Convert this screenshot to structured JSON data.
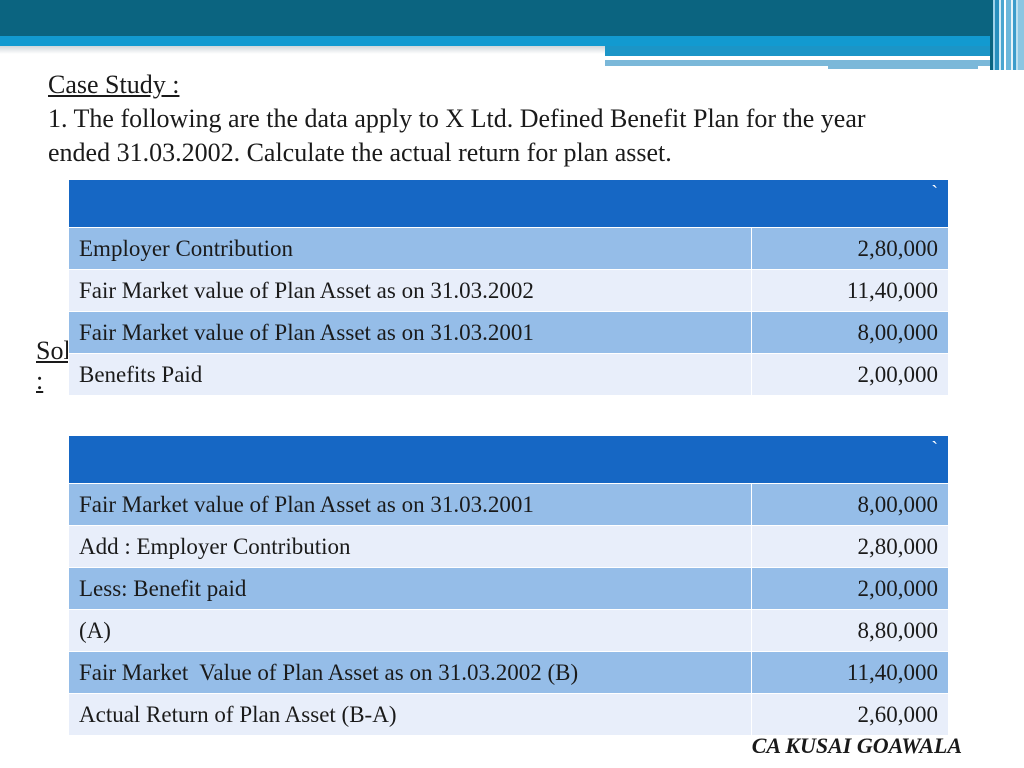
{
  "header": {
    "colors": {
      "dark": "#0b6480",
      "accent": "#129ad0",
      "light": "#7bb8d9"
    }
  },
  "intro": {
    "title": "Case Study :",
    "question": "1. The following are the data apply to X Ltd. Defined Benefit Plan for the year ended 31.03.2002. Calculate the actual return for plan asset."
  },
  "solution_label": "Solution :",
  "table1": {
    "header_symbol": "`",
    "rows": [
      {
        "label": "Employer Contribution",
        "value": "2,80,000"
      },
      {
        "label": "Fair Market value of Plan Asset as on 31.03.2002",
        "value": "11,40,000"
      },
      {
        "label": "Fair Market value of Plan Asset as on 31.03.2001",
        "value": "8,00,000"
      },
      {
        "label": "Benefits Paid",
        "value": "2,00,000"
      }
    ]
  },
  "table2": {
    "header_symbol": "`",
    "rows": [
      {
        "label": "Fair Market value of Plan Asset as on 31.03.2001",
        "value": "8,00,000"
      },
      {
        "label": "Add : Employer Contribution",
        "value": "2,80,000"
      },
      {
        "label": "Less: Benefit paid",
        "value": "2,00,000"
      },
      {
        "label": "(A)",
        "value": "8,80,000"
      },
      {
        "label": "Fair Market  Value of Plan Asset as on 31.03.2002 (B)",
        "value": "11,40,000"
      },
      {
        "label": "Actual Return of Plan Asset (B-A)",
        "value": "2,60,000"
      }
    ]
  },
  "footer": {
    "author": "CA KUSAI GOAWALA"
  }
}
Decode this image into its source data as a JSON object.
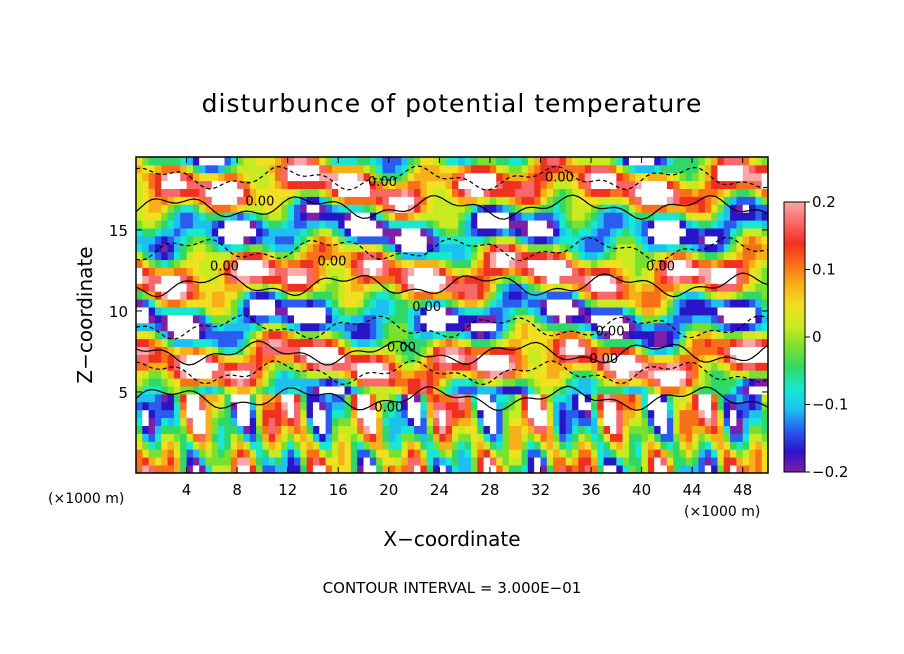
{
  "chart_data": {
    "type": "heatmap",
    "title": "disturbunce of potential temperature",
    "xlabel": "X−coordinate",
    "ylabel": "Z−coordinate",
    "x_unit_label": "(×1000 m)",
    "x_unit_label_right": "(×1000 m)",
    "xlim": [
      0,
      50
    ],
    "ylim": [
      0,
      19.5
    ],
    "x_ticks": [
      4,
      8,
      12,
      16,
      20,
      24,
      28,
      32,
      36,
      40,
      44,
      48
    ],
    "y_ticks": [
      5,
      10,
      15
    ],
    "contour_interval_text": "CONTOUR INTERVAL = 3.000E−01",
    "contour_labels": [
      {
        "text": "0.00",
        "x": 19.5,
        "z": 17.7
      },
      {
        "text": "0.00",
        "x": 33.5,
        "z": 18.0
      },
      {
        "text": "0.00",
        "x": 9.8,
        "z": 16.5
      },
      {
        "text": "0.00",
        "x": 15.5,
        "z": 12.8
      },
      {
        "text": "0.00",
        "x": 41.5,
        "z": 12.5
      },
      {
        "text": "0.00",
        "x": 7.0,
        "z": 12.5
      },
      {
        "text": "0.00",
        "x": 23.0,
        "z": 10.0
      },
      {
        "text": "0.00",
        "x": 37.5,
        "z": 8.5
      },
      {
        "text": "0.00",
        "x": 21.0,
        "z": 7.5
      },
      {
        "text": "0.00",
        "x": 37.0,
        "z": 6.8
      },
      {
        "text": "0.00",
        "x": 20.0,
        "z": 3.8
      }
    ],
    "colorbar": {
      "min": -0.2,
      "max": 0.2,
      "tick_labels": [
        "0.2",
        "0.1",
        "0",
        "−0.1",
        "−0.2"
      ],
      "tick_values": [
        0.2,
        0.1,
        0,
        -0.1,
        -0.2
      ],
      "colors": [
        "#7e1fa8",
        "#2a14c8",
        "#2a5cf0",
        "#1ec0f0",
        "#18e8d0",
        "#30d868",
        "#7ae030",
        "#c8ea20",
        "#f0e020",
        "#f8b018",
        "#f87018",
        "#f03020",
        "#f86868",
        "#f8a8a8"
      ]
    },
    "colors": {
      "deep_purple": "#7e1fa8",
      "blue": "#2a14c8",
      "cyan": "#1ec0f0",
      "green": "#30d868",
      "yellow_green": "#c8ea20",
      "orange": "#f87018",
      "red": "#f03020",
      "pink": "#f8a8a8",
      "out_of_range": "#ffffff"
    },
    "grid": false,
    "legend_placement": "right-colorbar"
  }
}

------------

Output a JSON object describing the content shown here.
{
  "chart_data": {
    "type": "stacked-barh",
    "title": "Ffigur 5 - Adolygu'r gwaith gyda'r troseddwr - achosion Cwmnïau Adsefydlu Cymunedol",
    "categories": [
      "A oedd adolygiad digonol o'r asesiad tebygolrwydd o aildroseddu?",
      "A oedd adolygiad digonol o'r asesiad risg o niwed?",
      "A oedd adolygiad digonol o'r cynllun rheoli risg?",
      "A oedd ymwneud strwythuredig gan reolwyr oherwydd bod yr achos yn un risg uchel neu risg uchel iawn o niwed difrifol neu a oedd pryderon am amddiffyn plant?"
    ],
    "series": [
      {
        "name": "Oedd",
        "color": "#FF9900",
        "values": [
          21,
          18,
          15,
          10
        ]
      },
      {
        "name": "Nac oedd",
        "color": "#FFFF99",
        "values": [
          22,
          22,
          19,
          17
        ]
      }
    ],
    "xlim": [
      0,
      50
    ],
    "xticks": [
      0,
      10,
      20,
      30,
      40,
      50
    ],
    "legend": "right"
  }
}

------------

THE TASK
List each line in the listing that contains the string "Contribution".

RESPONSE TO THIS EXERCISE
        "label": "Employer Contribution",
        "label": "Add : Employer Contribution",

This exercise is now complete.